Task instructions. Which lines in the records below contain the word "Configuration"? Copy each of them.
==== Provided records
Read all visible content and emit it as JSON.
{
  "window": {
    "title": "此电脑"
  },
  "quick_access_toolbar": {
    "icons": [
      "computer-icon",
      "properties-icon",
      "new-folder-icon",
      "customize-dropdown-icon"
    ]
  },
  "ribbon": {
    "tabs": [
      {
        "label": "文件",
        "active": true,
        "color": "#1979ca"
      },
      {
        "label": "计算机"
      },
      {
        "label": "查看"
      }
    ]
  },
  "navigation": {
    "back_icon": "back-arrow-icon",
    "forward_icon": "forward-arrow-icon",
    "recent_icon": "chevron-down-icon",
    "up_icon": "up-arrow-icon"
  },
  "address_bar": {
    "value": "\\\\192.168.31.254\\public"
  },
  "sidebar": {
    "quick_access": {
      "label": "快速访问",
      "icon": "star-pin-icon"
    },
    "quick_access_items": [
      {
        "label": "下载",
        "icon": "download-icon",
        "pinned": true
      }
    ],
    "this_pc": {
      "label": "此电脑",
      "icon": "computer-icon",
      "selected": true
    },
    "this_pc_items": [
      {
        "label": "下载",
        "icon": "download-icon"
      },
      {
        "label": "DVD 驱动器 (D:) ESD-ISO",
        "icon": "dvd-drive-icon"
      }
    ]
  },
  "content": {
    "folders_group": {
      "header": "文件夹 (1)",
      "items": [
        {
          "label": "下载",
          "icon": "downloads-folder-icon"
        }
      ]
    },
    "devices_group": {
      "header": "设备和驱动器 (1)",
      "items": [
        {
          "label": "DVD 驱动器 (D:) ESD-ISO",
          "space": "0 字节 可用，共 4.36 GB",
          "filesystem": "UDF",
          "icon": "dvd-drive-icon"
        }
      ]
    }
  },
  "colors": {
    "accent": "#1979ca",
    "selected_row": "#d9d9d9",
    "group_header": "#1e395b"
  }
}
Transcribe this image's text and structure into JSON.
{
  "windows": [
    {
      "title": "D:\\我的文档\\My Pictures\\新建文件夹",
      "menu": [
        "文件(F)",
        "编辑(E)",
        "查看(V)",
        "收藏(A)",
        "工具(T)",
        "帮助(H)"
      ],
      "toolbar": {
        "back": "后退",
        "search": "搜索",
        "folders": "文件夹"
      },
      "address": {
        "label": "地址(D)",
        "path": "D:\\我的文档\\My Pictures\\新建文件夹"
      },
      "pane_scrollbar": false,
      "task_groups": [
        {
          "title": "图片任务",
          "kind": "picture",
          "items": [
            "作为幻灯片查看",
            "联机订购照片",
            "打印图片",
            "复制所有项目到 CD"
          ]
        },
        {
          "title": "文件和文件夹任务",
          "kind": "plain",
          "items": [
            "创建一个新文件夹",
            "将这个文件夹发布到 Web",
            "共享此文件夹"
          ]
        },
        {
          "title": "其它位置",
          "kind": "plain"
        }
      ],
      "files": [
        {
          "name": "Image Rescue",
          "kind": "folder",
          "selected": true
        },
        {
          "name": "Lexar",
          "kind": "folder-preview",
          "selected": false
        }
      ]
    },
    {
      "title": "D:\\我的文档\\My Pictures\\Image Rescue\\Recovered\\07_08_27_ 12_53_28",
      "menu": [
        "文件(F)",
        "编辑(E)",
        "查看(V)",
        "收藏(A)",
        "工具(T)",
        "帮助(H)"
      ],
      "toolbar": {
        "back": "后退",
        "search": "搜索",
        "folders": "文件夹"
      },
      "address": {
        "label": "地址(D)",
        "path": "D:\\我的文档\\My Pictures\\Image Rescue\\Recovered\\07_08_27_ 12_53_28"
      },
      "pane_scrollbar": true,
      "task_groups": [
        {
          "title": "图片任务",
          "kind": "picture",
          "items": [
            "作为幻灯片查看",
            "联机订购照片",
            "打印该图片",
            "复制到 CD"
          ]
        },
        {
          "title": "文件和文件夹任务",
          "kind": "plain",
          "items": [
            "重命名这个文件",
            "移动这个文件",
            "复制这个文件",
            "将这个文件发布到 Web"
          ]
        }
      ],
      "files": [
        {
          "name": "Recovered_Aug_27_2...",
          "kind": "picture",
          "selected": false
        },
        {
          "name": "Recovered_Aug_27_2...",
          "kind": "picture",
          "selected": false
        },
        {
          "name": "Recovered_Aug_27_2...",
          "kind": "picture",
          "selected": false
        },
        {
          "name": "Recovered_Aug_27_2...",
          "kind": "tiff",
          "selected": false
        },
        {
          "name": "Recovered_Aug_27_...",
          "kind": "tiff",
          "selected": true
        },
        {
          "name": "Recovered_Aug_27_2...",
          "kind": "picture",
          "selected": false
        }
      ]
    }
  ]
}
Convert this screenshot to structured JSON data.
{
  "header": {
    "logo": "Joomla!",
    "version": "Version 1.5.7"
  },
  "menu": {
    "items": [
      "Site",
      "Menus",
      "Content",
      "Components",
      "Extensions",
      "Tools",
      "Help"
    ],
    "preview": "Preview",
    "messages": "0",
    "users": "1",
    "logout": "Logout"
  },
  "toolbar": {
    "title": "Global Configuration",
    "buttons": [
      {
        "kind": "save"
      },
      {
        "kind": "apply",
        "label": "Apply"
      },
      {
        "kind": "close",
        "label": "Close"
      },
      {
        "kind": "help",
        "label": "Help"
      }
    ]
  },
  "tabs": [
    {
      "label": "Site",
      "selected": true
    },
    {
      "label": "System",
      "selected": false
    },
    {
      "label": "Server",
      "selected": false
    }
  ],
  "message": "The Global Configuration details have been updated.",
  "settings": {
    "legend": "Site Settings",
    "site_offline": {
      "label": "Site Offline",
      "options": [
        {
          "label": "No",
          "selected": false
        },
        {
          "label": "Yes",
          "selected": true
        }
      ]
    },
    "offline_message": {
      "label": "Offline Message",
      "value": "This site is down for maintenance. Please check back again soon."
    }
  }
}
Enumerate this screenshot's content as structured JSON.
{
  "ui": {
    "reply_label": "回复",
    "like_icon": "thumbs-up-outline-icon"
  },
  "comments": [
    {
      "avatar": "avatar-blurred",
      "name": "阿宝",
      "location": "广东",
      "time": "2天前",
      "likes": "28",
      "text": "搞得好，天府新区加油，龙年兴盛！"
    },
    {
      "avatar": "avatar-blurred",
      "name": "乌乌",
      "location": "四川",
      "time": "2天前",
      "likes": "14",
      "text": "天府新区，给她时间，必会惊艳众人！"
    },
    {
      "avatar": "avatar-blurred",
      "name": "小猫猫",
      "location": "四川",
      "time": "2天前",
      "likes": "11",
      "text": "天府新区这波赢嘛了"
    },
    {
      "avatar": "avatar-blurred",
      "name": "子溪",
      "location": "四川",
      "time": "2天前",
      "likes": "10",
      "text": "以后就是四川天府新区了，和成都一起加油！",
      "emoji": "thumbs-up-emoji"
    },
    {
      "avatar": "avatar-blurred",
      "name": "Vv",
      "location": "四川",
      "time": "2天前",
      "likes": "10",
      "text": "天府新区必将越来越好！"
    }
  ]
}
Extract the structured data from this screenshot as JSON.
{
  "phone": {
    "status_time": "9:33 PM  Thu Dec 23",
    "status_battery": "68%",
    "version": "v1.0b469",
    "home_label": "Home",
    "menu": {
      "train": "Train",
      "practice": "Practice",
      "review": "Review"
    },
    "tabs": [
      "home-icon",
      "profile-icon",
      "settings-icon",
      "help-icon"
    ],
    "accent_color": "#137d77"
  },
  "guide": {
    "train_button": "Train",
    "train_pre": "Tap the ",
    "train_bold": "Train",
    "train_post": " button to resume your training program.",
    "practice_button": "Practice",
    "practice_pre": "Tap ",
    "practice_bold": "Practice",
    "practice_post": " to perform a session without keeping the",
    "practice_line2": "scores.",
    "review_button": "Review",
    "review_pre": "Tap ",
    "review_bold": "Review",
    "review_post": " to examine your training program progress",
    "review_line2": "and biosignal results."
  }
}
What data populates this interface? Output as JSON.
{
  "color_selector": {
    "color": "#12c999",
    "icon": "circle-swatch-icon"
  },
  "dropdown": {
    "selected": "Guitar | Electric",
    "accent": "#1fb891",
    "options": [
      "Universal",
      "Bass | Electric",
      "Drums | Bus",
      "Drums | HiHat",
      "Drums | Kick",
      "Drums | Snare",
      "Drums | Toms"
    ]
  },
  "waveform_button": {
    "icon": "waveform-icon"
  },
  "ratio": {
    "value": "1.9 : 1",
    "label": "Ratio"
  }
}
========
Response for this exercise.
    "title": "Global Configuration",
  "message": "The Global Configuration details have been updated.",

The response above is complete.